** begin RECORDED INFORMATION **
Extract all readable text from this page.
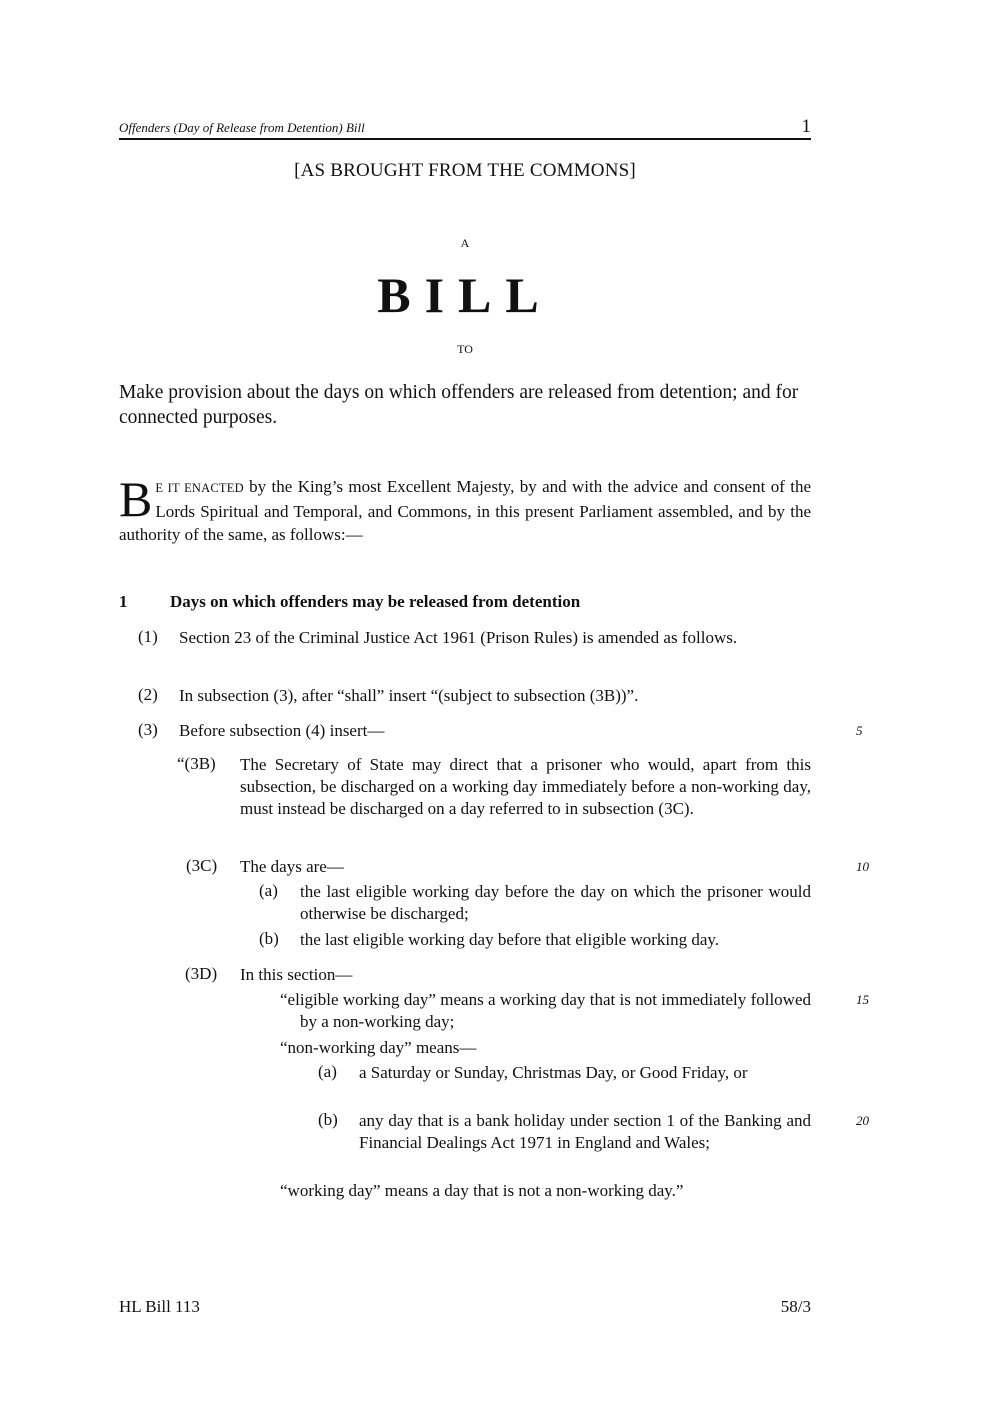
Offenders (Day of Release from Detention) Bill	1
[AS BROUGHT FROM THE COMMONS]
A
BILL
TO
Make provision about the days on which offenders are released from detention; and for connected purposes.
B E IT ENACTED by the King’s most Excellent Majesty, by and with the advice and consent of the Lords Spiritual and Temporal, and Commons, in this present Parliament assembled, and by the authority of the same, as follows:—
1	Days on which offenders may be released from detention
(1) Section 23 of the Criminal Justice Act 1961 (Prison Rules) is amended as follows.
(2) In subsection (3), after “shall” insert “(subject to subsection (3B))”.
(3) Before subsection (4) insert—	5
“(3B) The Secretary of State may direct that a prisoner who would, apart from this subsection, be discharged on a working day immediately before a non-working day, must instead be discharged on a day referred to in subsection (3C).
(3C) The days are—	10
(a) the last eligible working day before the day on which the prisoner would otherwise be discharged;
(b) the last eligible working day before that eligible working day.
(3D) In this section—
“eligible working day” means a working day that is not immediately followed by a non-working day;
15
“non-working day” means—
(a) a Saturday or Sunday, Christmas Day, or Good Friday, or
(b) any day that is a bank holiday under section 1 of the Banking and Financial Dealings Act 1971 in England and Wales;
20
“working day” means a day that is not a non-working day.”
HL Bill 113	58/3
** end RECORDED INFORMATION **
GIVEN REQUEST
Determine how many lines of this listing contain "which", and give only the number.

WRITTEN RESPONSE
3